### TASK OBJECTIVE:
Copy out every line in the entries below that includes "แพทย".

-- START PROVIDED DATA --

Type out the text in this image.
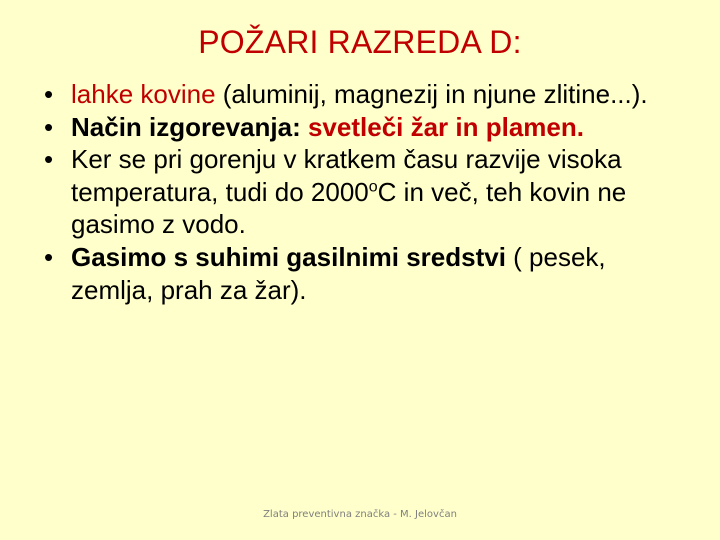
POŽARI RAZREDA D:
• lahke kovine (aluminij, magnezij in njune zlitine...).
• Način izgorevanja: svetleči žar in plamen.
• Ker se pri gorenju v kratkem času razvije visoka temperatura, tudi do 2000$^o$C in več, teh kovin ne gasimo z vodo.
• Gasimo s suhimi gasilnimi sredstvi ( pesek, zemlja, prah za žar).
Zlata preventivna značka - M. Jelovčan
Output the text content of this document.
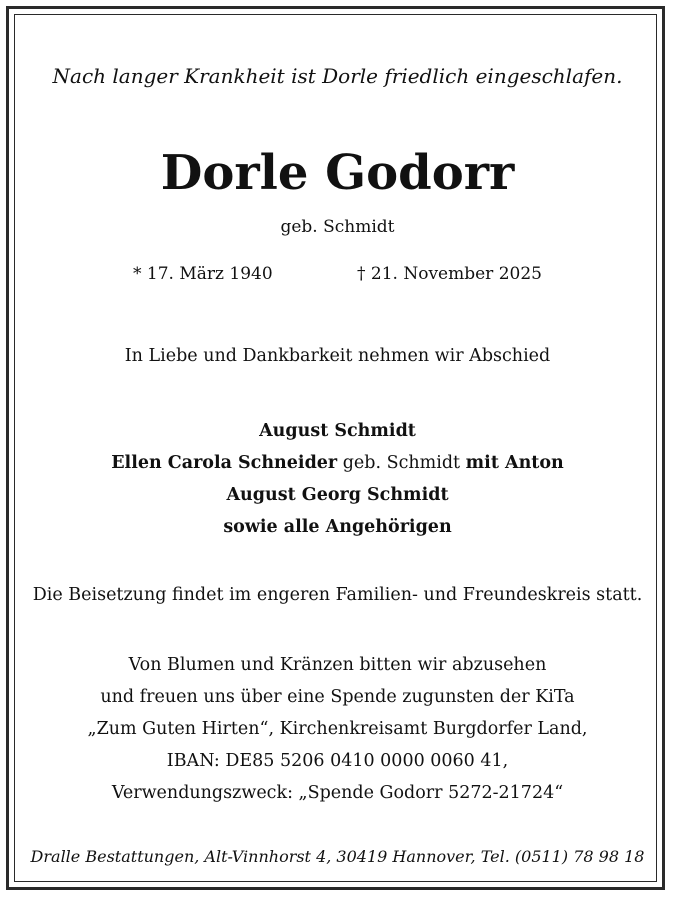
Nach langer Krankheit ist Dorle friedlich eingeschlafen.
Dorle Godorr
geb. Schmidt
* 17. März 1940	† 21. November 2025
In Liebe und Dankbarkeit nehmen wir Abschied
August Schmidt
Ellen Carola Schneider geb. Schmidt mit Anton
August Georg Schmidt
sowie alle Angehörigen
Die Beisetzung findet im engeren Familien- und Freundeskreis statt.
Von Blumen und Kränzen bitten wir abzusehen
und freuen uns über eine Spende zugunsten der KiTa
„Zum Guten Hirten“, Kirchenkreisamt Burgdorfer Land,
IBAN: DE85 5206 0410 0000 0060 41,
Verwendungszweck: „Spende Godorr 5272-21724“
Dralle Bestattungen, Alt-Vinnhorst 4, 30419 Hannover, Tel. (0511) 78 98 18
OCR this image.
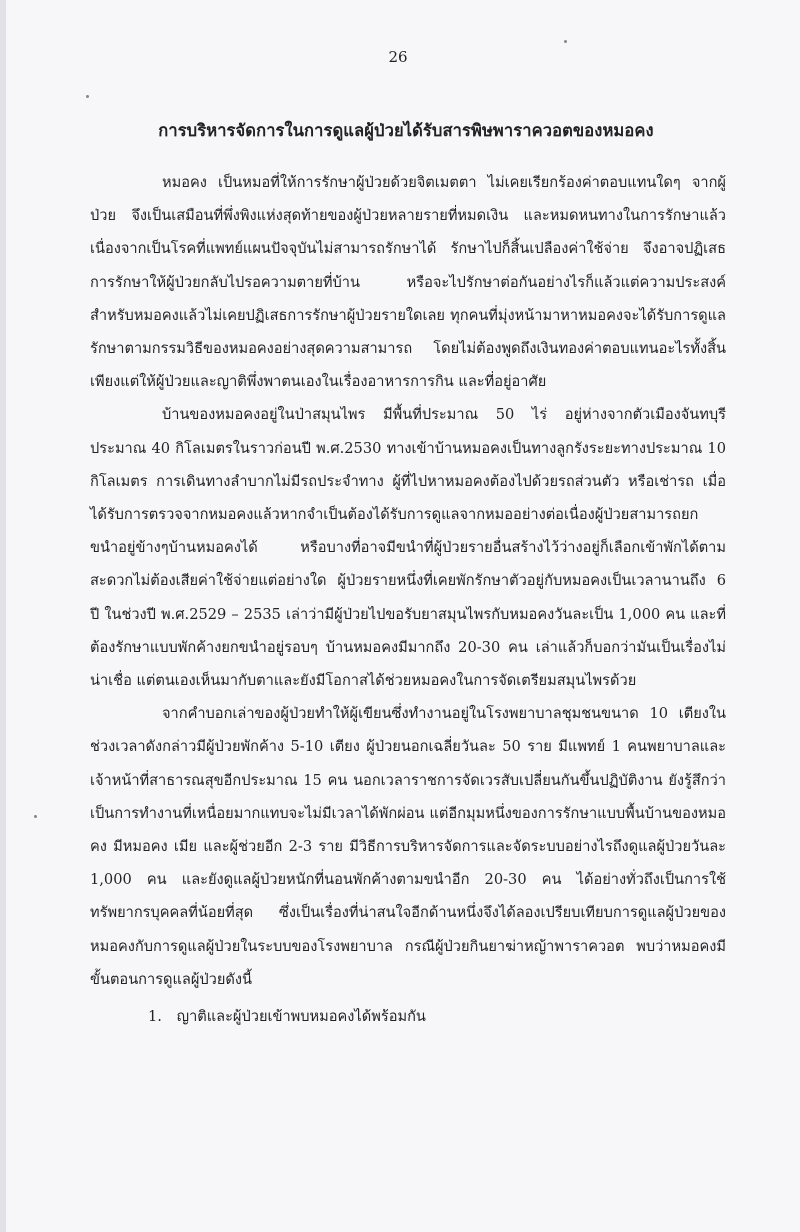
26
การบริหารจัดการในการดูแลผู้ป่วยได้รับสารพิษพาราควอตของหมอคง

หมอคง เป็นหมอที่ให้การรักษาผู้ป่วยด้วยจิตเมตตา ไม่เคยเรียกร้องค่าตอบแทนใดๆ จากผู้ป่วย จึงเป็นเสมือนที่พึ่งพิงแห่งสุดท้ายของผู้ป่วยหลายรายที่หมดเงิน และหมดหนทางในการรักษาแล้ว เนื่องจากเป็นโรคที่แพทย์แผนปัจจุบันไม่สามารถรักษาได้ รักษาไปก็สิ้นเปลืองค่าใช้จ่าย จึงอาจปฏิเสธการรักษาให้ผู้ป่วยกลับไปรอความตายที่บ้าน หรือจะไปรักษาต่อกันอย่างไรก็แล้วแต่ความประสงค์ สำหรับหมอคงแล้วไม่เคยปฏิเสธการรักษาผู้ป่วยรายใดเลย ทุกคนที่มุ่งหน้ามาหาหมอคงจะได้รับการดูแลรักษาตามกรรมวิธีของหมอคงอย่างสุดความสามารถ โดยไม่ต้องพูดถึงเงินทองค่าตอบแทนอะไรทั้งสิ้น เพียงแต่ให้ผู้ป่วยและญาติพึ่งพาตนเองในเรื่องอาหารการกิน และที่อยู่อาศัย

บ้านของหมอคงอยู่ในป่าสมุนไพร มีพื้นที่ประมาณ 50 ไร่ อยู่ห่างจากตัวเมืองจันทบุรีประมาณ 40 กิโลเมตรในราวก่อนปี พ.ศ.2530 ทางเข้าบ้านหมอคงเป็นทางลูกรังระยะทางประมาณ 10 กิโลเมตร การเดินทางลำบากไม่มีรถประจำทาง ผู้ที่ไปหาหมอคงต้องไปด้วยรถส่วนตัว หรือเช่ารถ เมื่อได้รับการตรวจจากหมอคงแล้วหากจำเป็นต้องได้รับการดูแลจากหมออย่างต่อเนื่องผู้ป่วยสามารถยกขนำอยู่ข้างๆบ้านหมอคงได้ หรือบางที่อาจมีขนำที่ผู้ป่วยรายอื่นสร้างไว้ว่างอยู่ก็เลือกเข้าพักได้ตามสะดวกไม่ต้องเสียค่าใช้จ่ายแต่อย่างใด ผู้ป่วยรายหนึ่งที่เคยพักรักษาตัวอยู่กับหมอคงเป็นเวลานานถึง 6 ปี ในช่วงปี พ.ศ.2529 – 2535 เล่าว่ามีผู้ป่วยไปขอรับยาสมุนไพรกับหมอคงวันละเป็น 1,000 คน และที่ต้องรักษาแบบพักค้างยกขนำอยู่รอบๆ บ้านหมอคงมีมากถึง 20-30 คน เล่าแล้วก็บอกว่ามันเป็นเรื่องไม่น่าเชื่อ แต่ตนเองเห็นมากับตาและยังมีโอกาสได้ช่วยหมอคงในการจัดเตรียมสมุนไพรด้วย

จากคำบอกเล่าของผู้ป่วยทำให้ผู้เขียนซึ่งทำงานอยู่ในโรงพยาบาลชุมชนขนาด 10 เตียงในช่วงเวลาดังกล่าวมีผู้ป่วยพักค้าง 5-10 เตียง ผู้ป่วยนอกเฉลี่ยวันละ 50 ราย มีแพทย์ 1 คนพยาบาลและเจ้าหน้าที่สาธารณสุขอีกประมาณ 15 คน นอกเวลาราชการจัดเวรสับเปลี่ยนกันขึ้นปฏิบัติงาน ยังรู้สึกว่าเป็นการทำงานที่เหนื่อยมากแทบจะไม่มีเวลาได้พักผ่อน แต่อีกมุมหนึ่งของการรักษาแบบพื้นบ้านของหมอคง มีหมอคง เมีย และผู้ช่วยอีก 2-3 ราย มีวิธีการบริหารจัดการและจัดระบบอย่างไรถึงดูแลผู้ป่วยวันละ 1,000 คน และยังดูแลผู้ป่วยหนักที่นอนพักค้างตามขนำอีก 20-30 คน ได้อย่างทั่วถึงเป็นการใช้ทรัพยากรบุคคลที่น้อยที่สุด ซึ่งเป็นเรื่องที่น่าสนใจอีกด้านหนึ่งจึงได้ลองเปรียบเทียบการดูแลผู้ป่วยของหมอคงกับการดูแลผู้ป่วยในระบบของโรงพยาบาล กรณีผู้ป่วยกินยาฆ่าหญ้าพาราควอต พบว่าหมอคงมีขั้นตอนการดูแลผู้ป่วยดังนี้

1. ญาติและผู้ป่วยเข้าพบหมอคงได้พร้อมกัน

-- END PROVIDED DATA --
-- START PROVIDED DATA --

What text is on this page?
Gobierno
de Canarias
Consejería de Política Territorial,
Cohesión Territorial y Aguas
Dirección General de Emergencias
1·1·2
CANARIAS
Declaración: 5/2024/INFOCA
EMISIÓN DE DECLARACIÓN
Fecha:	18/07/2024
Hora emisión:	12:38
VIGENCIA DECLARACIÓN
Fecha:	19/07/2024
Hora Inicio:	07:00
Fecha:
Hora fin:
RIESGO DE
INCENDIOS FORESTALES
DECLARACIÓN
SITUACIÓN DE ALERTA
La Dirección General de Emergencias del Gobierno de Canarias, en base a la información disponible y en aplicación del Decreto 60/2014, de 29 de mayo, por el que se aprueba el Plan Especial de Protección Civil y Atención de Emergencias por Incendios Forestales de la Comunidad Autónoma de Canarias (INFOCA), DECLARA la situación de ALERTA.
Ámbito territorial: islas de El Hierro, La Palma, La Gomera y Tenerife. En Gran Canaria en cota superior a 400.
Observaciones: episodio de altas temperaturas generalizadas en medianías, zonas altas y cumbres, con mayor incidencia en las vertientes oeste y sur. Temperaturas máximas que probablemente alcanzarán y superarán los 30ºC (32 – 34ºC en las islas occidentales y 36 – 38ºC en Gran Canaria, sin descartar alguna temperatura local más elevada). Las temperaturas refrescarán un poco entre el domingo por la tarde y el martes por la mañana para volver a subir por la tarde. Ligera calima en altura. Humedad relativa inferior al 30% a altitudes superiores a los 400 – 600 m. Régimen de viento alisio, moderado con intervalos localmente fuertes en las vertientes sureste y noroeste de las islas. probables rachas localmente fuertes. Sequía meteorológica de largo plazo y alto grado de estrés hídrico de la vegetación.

-- END PROVIDED DATA --
-- START PROVIDED DATA --

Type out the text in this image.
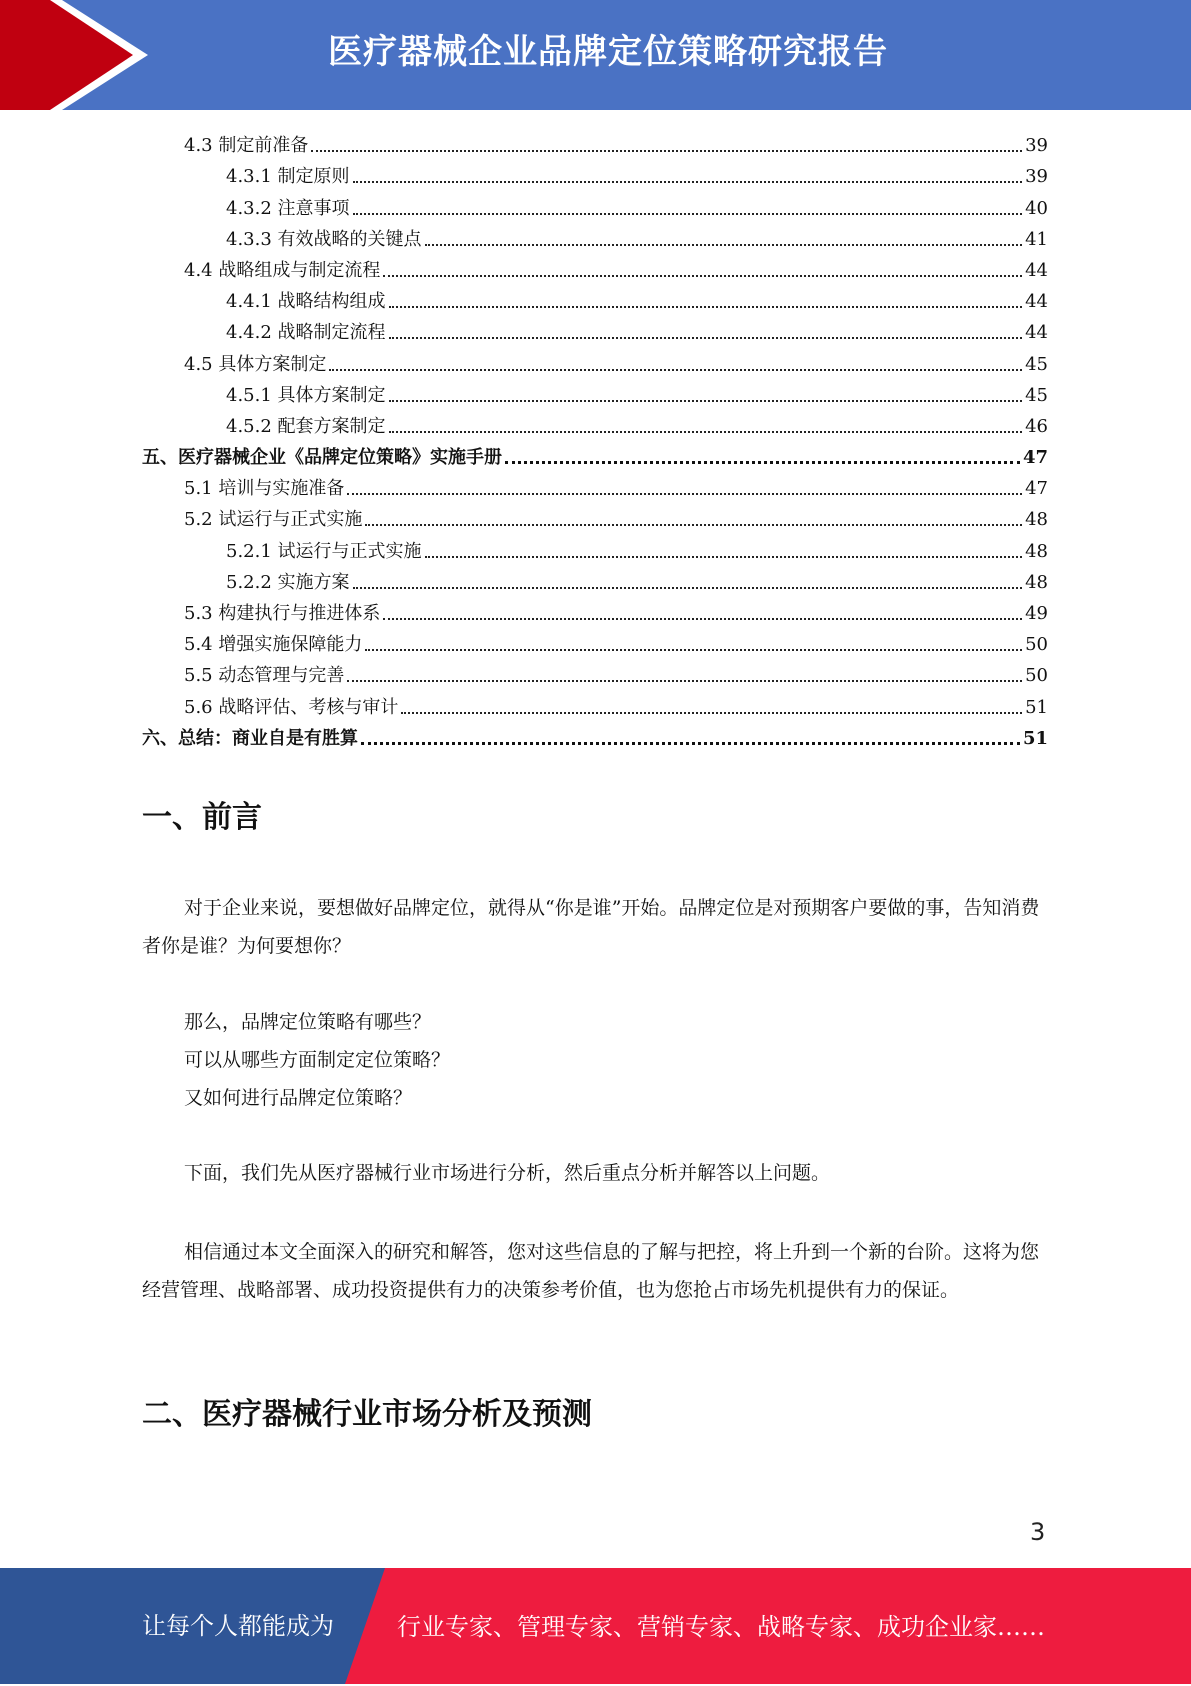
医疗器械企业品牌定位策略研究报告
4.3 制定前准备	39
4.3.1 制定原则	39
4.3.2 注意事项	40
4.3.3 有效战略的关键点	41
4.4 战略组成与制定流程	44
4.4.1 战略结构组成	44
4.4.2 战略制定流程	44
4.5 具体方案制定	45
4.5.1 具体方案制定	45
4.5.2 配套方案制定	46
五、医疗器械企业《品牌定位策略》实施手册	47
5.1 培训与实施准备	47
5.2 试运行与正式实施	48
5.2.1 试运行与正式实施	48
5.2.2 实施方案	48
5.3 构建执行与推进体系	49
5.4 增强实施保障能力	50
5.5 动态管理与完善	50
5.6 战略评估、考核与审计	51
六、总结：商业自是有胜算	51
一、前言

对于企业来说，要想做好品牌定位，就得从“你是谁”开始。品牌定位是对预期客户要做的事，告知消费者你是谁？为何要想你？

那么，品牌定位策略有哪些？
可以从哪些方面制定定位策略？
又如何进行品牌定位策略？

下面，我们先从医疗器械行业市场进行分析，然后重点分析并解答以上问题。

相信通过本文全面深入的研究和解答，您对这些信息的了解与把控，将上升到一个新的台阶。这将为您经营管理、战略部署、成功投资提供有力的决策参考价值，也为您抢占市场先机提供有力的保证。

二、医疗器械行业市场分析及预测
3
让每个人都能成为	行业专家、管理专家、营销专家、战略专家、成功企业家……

-- END PROVIDED DATA --

### TASK RESULT:
หมอคง เป็นหมอที่ให้การรักษาผู้ป่วยด้วยจิตเมตตา ไม่เคยเรียกร้องค่าตอบแทนใดๆ จากผู้ป่วย จึงเป็นเสมือนที่พึ่งพิงแห่งสุดท้ายของผู้ป่วยหลายรายที่หมดเงิน และหมดหนทางในการรักษาแล้ว เนื่องจากเป็นโรคที่แพทย์แผนปัจจุบันไม่สามารถรักษาได้ รักษาไปก็สิ้นเปลืองค่าใช้จ่าย จึงอาจปฏิเสธการรักษาให้ผู้ป่วยกลับไปรอความตายที่บ้าน หรือจะไปรักษาต่อกันอย่างไรก็แล้วแต่ความประสงค์ สำหรับหมอคงแล้วไม่เคยปฏิเสธการรักษาผู้ป่วยรายใดเลย ทุกคนที่มุ่งหน้ามาหาหมอคงจะได้รับการดูแลรักษาตามกรรมวิธีของหมอคงอย่างสุดความสามารถ โดยไม่ต้องพูดถึงเงินทองค่าตอบแทนอะไรทั้งสิ้น เพียงแต่ให้ผู้ป่วยและญาติพึ่งพาตนเองในเรื่องอาหารการกิน และที่อยู่อาศัย
จากคำบอกเล่าของผู้ป่วยทำให้ผู้เขียนซึ่งทำงานอยู่ในโรงพยาบาลชุมชนขนาด 10 เตียงในช่วงเวลาดังกล่าวมีผู้ป่วยพักค้าง 5-10 เตียง ผู้ป่วยนอกเฉลี่ยวันละ 50 ราย มีแพทย์ 1 คนพยาบาลและเจ้าหน้าที่สาธารณสุขอีกประมาณ 15 คน นอกเวลาราชการจัดเวรสับเปลี่ยนกันขึ้นปฏิบัติงาน ยังรู้สึกว่าเป็นการทำงานที่เหนื่อยมากแทบจะไม่มีเวลาได้พักผ่อน แต่อีกมุมหนึ่งของการรักษาแบบพื้นบ้านของหมอคง มีหมอคง เมีย และผู้ช่วยอีก 2-3 ราย มีวิธีการบริหารจัดการและจัดระบบอย่างไรถึงดูแลผู้ป่วยวันละ 1,000 คน และยังดูแลผู้ป่วยหนักที่นอนพักค้างตามขนำอีก 20-30 คน ได้อย่างทั่วถึงเป็นการใช้ทรัพยากรบุคคลที่น้อยที่สุด ซึ่งเป็นเรื่องที่น่าสนใจอีกด้านหนึ่งจึงได้ลองเปรียบเทียบการดูแลผู้ป่วยของหมอคงกับการดูแลผู้ป่วยในระบบของโรงพยาบาล กรณีผู้ป่วยกินยาฆ่าหญ้าพาราควอต พบว่าหมอคงมีขั้นตอนการดูแลผู้ป่วยดังนี้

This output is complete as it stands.